----- Records for this task -----
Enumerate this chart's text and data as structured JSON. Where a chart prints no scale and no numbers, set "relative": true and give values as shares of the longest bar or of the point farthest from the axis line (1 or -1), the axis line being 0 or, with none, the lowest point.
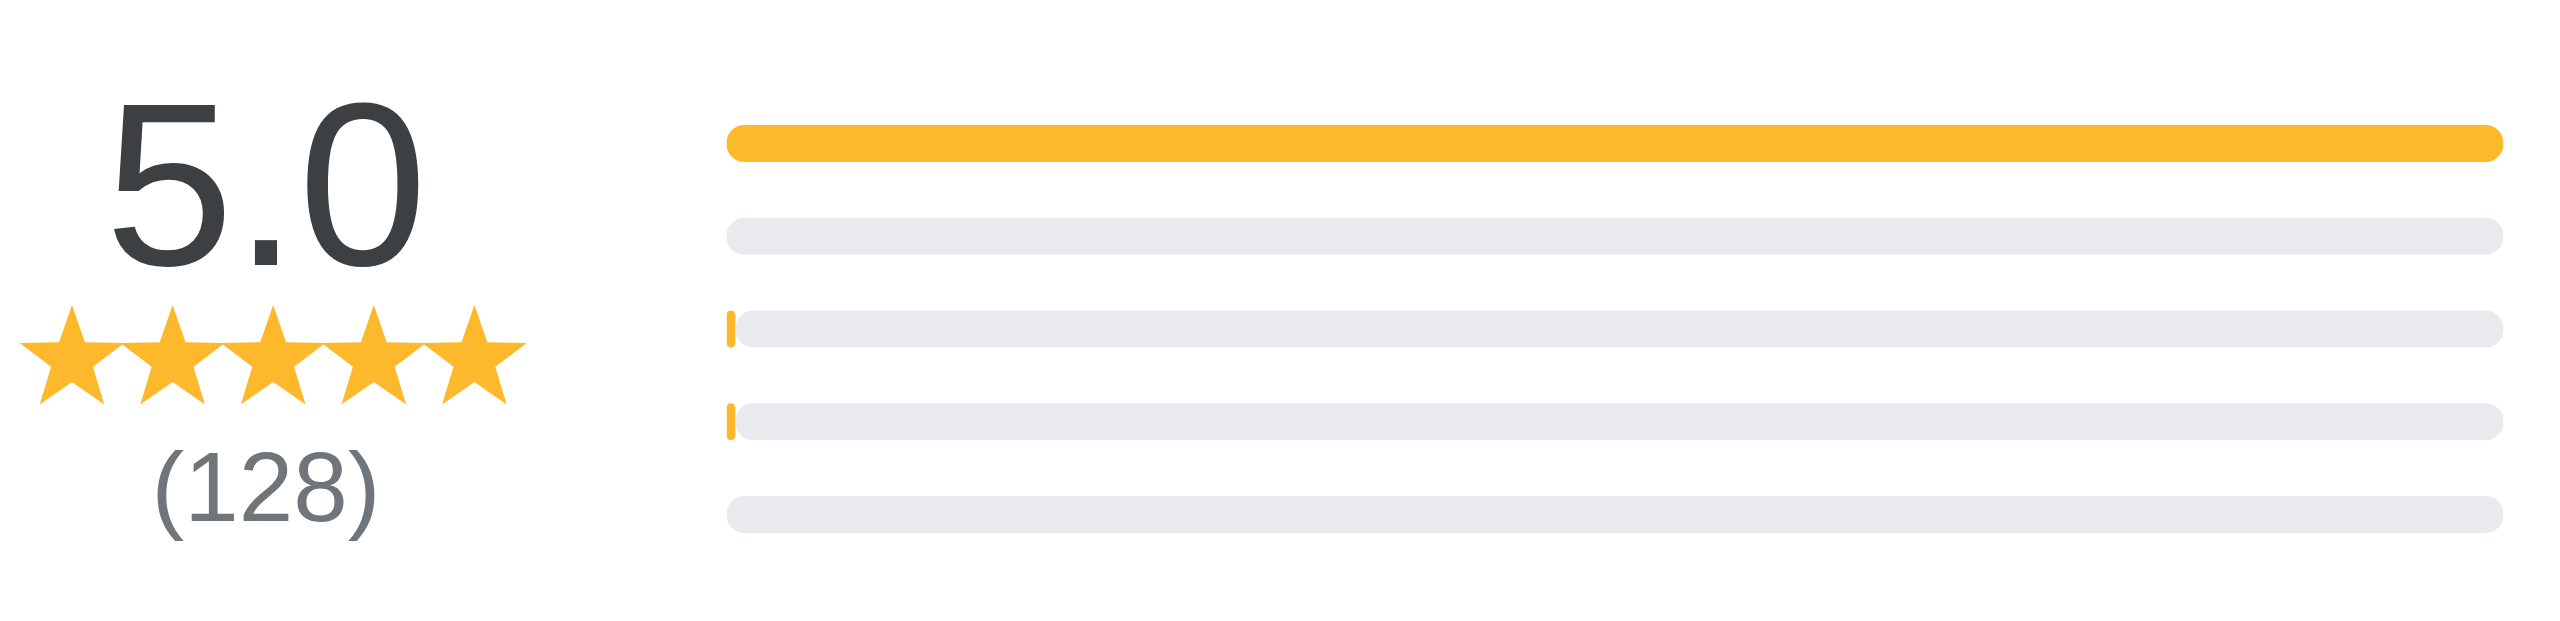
{
  "chart_data": {
    "type": "bar",
    "orientation": "horizontal",
    "stacked": true,
    "relative": true,
    "categories": [
      null,
      null,
      null,
      null,
      null
    ],
    "series": [
      {
        "color": "#fdb92b",
        "values": [
          1,
          0,
          0.005,
          0.005,
          0
        ]
      },
      {
        "color": "#e8eaed",
        "values": [
          0,
          1,
          0.995,
          0.995,
          1
        ]
      }
    ],
    "annotations": [
      "5.0",
      "(128)"
    ]
  }
}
-----
Your task is to transcribe all of the records precisely, with no images included.

**Answer to the problem:**
Enumerate this chart's text and data as structured JSON. Where a chart prints no scale and no numbers, set "relative": true and give values as shares of the longest bar or of the point farthest from the axis line (1 or -1), the axis line being 0 or, with none, the lowest point.
{
  "chart_data": {
    "type": "bar",
    "orientation": "horizontal",
    "stacked": true,
    "relative": true,
    "categories": [
      null,
      null,
      null,
      null,
      null
    ],
    "series": [
      {
        "color": "#fdb92b",
        "values": [
          1,
          0,
          0.005,
          0.005,
          0
        ]
      },
      {
        "color": "#e8eaed",
        "values": [
          0,
          1,
          0.995,
          0.995,
          1
        ]
      }
    ],
    "annotations": [
      "5.0",
      "(128)"
    ]
  }
}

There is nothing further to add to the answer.